→ Data excerpts
** Begin **
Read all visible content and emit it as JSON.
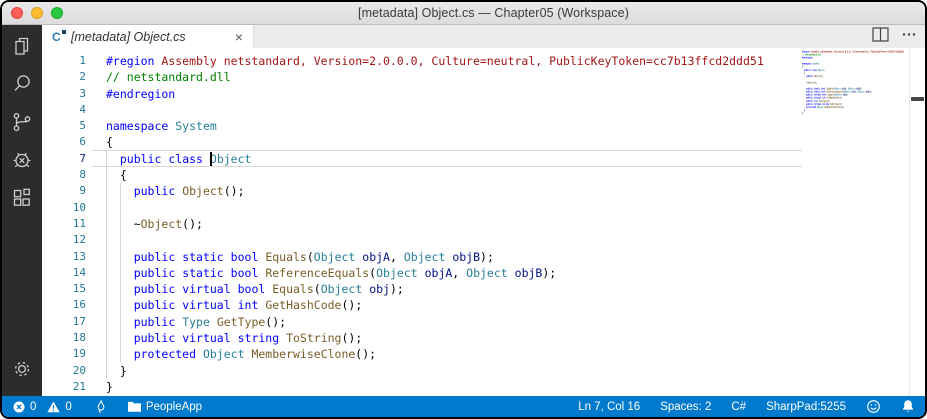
{
  "titlebar": {
    "title": "[metadata] Object.cs — Chapter05 (Workspace)"
  },
  "activity_bar": {
    "items": [
      "explorer",
      "search",
      "source-control",
      "debug",
      "extensions"
    ],
    "bottom": "settings"
  },
  "tab": {
    "label": "[metadata] Object.cs",
    "close": "×",
    "icon_text": "C"
  },
  "editor": {
    "cursor": {
      "line": 7,
      "col": 16
    },
    "token_colors": {
      "kw": "#0000FF",
      "ty": "#267F99",
      "me": "#795E26",
      "pa": "#001080",
      "co": "#008000",
      "pp": "#0000FF",
      "rd": "#A31515",
      "pl": "#000000"
    },
    "lines": [
      {
        "num": 1,
        "tokens": [
          [
            "pp",
            "#region"
          ],
          [
            "rd",
            " Assembly netstandard, Version=2.0.0.0, Culture=neutral, PublicKeyToken=cc7b13ffcd2ddd51"
          ]
        ]
      },
      {
        "num": 2,
        "tokens": [
          [
            "co",
            "// netstandard.dll"
          ]
        ]
      },
      {
        "num": 3,
        "tokens": [
          [
            "pp",
            "#endregion"
          ]
        ]
      },
      {
        "num": 4,
        "tokens": []
      },
      {
        "num": 5,
        "tokens": [
          [
            "kw",
            "namespace"
          ],
          [
            "pl",
            " "
          ],
          [
            "ty",
            "System"
          ]
        ]
      },
      {
        "num": 6,
        "tokens": [
          [
            "pl",
            "{"
          ]
        ]
      },
      {
        "num": 7,
        "tokens": [
          [
            "pl",
            "  "
          ],
          [
            "kw",
            "public"
          ],
          [
            "pl",
            " "
          ],
          [
            "kw",
            "class"
          ],
          [
            "pl",
            " "
          ],
          [
            "ty",
            "Object"
          ]
        ]
      },
      {
        "num": 8,
        "tokens": [
          [
            "pl",
            "  {"
          ]
        ]
      },
      {
        "num": 9,
        "tokens": [
          [
            "pl",
            "    "
          ],
          [
            "kw",
            "public"
          ],
          [
            "pl",
            " "
          ],
          [
            "me",
            "Object"
          ],
          [
            "pl",
            "();"
          ]
        ]
      },
      {
        "num": 10,
        "tokens": []
      },
      {
        "num": 11,
        "tokens": [
          [
            "pl",
            "    ~"
          ],
          [
            "me",
            "Object"
          ],
          [
            "pl",
            "();"
          ]
        ]
      },
      {
        "num": 12,
        "tokens": []
      },
      {
        "num": 13,
        "tokens": [
          [
            "pl",
            "    "
          ],
          [
            "kw",
            "public"
          ],
          [
            "pl",
            " "
          ],
          [
            "kw",
            "static"
          ],
          [
            "pl",
            " "
          ],
          [
            "kw",
            "bool"
          ],
          [
            "pl",
            " "
          ],
          [
            "me",
            "Equals"
          ],
          [
            "pl",
            "("
          ],
          [
            "ty",
            "Object"
          ],
          [
            "pl",
            " "
          ],
          [
            "pa",
            "objA"
          ],
          [
            "pl",
            ", "
          ],
          [
            "ty",
            "Object"
          ],
          [
            "pl",
            " "
          ],
          [
            "pa",
            "objB"
          ],
          [
            "pl",
            ");"
          ]
        ]
      },
      {
        "num": 14,
        "tokens": [
          [
            "pl",
            "    "
          ],
          [
            "kw",
            "public"
          ],
          [
            "pl",
            " "
          ],
          [
            "kw",
            "static"
          ],
          [
            "pl",
            " "
          ],
          [
            "kw",
            "bool"
          ],
          [
            "pl",
            " "
          ],
          [
            "me",
            "ReferenceEquals"
          ],
          [
            "pl",
            "("
          ],
          [
            "ty",
            "Object"
          ],
          [
            "pl",
            " "
          ],
          [
            "pa",
            "objA"
          ],
          [
            "pl",
            ", "
          ],
          [
            "ty",
            "Object"
          ],
          [
            "pl",
            " "
          ],
          [
            "pa",
            "objB"
          ],
          [
            "pl",
            ");"
          ]
        ]
      },
      {
        "num": 15,
        "tokens": [
          [
            "pl",
            "    "
          ],
          [
            "kw",
            "public"
          ],
          [
            "pl",
            " "
          ],
          [
            "kw",
            "virtual"
          ],
          [
            "pl",
            " "
          ],
          [
            "kw",
            "bool"
          ],
          [
            "pl",
            " "
          ],
          [
            "me",
            "Equals"
          ],
          [
            "pl",
            "("
          ],
          [
            "ty",
            "Object"
          ],
          [
            "pl",
            " "
          ],
          [
            "pa",
            "obj"
          ],
          [
            "pl",
            ");"
          ]
        ]
      },
      {
        "num": 16,
        "tokens": [
          [
            "pl",
            "    "
          ],
          [
            "kw",
            "public"
          ],
          [
            "pl",
            " "
          ],
          [
            "kw",
            "virtual"
          ],
          [
            "pl",
            " "
          ],
          [
            "kw",
            "int"
          ],
          [
            "pl",
            " "
          ],
          [
            "me",
            "GetHashCode"
          ],
          [
            "pl",
            "();"
          ]
        ]
      },
      {
        "num": 17,
        "tokens": [
          [
            "pl",
            "    "
          ],
          [
            "kw",
            "public"
          ],
          [
            "pl",
            " "
          ],
          [
            "ty",
            "Type"
          ],
          [
            "pl",
            " "
          ],
          [
            "me",
            "GetType"
          ],
          [
            "pl",
            "();"
          ]
        ]
      },
      {
        "num": 18,
        "tokens": [
          [
            "pl",
            "    "
          ],
          [
            "kw",
            "public"
          ],
          [
            "pl",
            " "
          ],
          [
            "kw",
            "virtual"
          ],
          [
            "pl",
            " "
          ],
          [
            "kw",
            "string"
          ],
          [
            "pl",
            " "
          ],
          [
            "me",
            "ToString"
          ],
          [
            "pl",
            "();"
          ]
        ]
      },
      {
        "num": 19,
        "tokens": [
          [
            "pl",
            "    "
          ],
          [
            "kw",
            "protected"
          ],
          [
            "pl",
            " "
          ],
          [
            "ty",
            "Object"
          ],
          [
            "pl",
            " "
          ],
          [
            "me",
            "MemberwiseClone"
          ],
          [
            "pl",
            "();"
          ]
        ]
      },
      {
        "num": 20,
        "tokens": [
          [
            "pl",
            "  }"
          ]
        ]
      },
      {
        "num": 21,
        "tokens": [
          [
            "pl",
            "}"
          ]
        ]
      }
    ]
  },
  "status_bar": {
    "background": "#007ACC",
    "left": {
      "error_count": "0",
      "warning_count": "0",
      "project": "PeopleApp"
    },
    "right": {
      "line_col": "Ln 7, Col 16",
      "spaces": "Spaces: 2",
      "language": "C#",
      "sharppad": "SharpPad:5255"
    }
  }
}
** End **
→ Written task
The material above must be printed exactly, with its pictures left out.

→ The response
Read all visible content and emit it as JSON.
{
  "titlebar": {
    "title": "[metadata] Object.cs — Chapter05 (Workspace)"
  },
  "activity_bar": {
    "items": [
      "explorer",
      "search",
      "source-control",
      "debug",
      "extensions"
    ],
    "bottom": "settings"
  },
  "tab": {
    "label": "[metadata] Object.cs",
    "close": "×",
    "icon_text": "C"
  },
  "editor": {
    "cursor": {
      "line": 7,
      "col": 16
    },
    "token_colors": {
      "kw": "#0000FF",
      "ty": "#267F99",
      "me": "#795E26",
      "pa": "#001080",
      "co": "#008000",
      "pp": "#0000FF",
      "rd": "#A31515",
      "pl": "#000000"
    },
    "lines": [
      {
        "num": 1,
        "tokens": [
          [
            "pp",
            "#region"
          ],
          [
            "rd",
            " Assembly netstandard, Version=2.0.0.0, Culture=neutral, PublicKeyToken=cc7b13ffcd2ddd51"
          ]
        ]
      },
      {
        "num": 2,
        "tokens": [
          [
            "co",
            "// netstandard.dll"
          ]
        ]
      },
      {
        "num": 3,
        "tokens": [
          [
            "pp",
            "#endregion"
          ]
        ]
      },
      {
        "num": 4,
        "tokens": []
      },
      {
        "num": 5,
        "tokens": [
          [
            "kw",
            "namespace"
          ],
          [
            "pl",
            " "
          ],
          [
            "ty",
            "System"
          ]
        ]
      },
      {
        "num": 6,
        "tokens": [
          [
            "pl",
            "{"
          ]
        ]
      },
      {
        "num": 7,
        "tokens": [
          [
            "pl",
            "  "
          ],
          [
            "kw",
            "public"
          ],
          [
            "pl",
            " "
          ],
          [
            "kw",
            "class"
          ],
          [
            "pl",
            " "
          ],
          [
            "ty",
            "Object"
          ]
        ]
      },
      {
        "num": 8,
        "tokens": [
          [
            "pl",
            "  {"
          ]
        ]
      },
      {
        "num": 9,
        "tokens": [
          [
            "pl",
            "    "
          ],
          [
            "kw",
            "public"
          ],
          [
            "pl",
            " "
          ],
          [
            "me",
            "Object"
          ],
          [
            "pl",
            "();"
          ]
        ]
      },
      {
        "num": 10,
        "tokens": []
      },
      {
        "num": 11,
        "tokens": [
          [
            "pl",
            "    ~"
          ],
          [
            "me",
            "Object"
          ],
          [
            "pl",
            "();"
          ]
        ]
      },
      {
        "num": 12,
        "tokens": []
      },
      {
        "num": 13,
        "tokens": [
          [
            "pl",
            "    "
          ],
          [
            "kw",
            "public"
          ],
          [
            "pl",
            " "
          ],
          [
            "kw",
            "static"
          ],
          [
            "pl",
            " "
          ],
          [
            "kw",
            "bool"
          ],
          [
            "pl",
            " "
          ],
          [
            "me",
            "Equals"
          ],
          [
            "pl",
            "("
          ],
          [
            "ty",
            "Object"
          ],
          [
            "pl",
            " "
          ],
          [
            "pa",
            "objA"
          ],
          [
            "pl",
            ", "
          ],
          [
            "ty",
            "Object"
          ],
          [
            "pl",
            " "
          ],
          [
            "pa",
            "objB"
          ],
          [
            "pl",
            ");"
          ]
        ]
      },
      {
        "num": 14,
        "tokens": [
          [
            "pl",
            "    "
          ],
          [
            "kw",
            "public"
          ],
          [
            "pl",
            " "
          ],
          [
            "kw",
            "static"
          ],
          [
            "pl",
            " "
          ],
          [
            "kw",
            "bool"
          ],
          [
            "pl",
            " "
          ],
          [
            "me",
            "ReferenceEquals"
          ],
          [
            "pl",
            "("
          ],
          [
            "ty",
            "Object"
          ],
          [
            "pl",
            " "
          ],
          [
            "pa",
            "objA"
          ],
          [
            "pl",
            ", "
          ],
          [
            "ty",
            "Object"
          ],
          [
            "pl",
            " "
          ],
          [
            "pa",
            "objB"
          ],
          [
            "pl",
            ");"
          ]
        ]
      },
      {
        "num": 15,
        "tokens": [
          [
            "pl",
            "    "
          ],
          [
            "kw",
            "public"
          ],
          [
            "pl",
            " "
          ],
          [
            "kw",
            "virtual"
          ],
          [
            "pl",
            " "
          ],
          [
            "kw",
            "bool"
          ],
          [
            "pl",
            " "
          ],
          [
            "me",
            "Equals"
          ],
          [
            "pl",
            "("
          ],
          [
            "ty",
            "Object"
          ],
          [
            "pl",
            " "
          ],
          [
            "pa",
            "obj"
          ],
          [
            "pl",
            ");"
          ]
        ]
      },
      {
        "num": 16,
        "tokens": [
          [
            "pl",
            "    "
          ],
          [
            "kw",
            "public"
          ],
          [
            "pl",
            " "
          ],
          [
            "kw",
            "virtual"
          ],
          [
            "pl",
            " "
          ],
          [
            "kw",
            "int"
          ],
          [
            "pl",
            " "
          ],
          [
            "me",
            "GetHashCode"
          ],
          [
            "pl",
            "();"
          ]
        ]
      },
      {
        "num": 17,
        "tokens": [
          [
            "pl",
            "    "
          ],
          [
            "kw",
            "public"
          ],
          [
            "pl",
            " "
          ],
          [
            "ty",
            "Type"
          ],
          [
            "pl",
            " "
          ],
          [
            "me",
            "GetType"
          ],
          [
            "pl",
            "();"
          ]
        ]
      },
      {
        "num": 18,
        "tokens": [
          [
            "pl",
            "    "
          ],
          [
            "kw",
            "public"
          ],
          [
            "pl",
            " "
          ],
          [
            "kw",
            "virtual"
          ],
          [
            "pl",
            " "
          ],
          [
            "kw",
            "string"
          ],
          [
            "pl",
            " "
          ],
          [
            "me",
            "ToString"
          ],
          [
            "pl",
            "();"
          ]
        ]
      },
      {
        "num": 19,
        "tokens": [
          [
            "pl",
            "    "
          ],
          [
            "kw",
            "protected"
          ],
          [
            "pl",
            " "
          ],
          [
            "ty",
            "Object"
          ],
          [
            "pl",
            " "
          ],
          [
            "me",
            "MemberwiseClone"
          ],
          [
            "pl",
            "();"
          ]
        ]
      },
      {
        "num": 20,
        "tokens": [
          [
            "pl",
            "  }"
          ]
        ]
      },
      {
        "num": 21,
        "tokens": [
          [
            "pl",
            "}"
          ]
        ]
      }
    ]
  },
  "status_bar": {
    "background": "#007ACC",
    "left": {
      "error_count": "0",
      "warning_count": "0",
      "project": "PeopleApp"
    },
    "right": {
      "line_col": "Ln 7, Col 16",
      "spaces": "Spaces: 2",
      "language": "C#",
      "sharppad": "SharpPad:5255"
    }
  }
}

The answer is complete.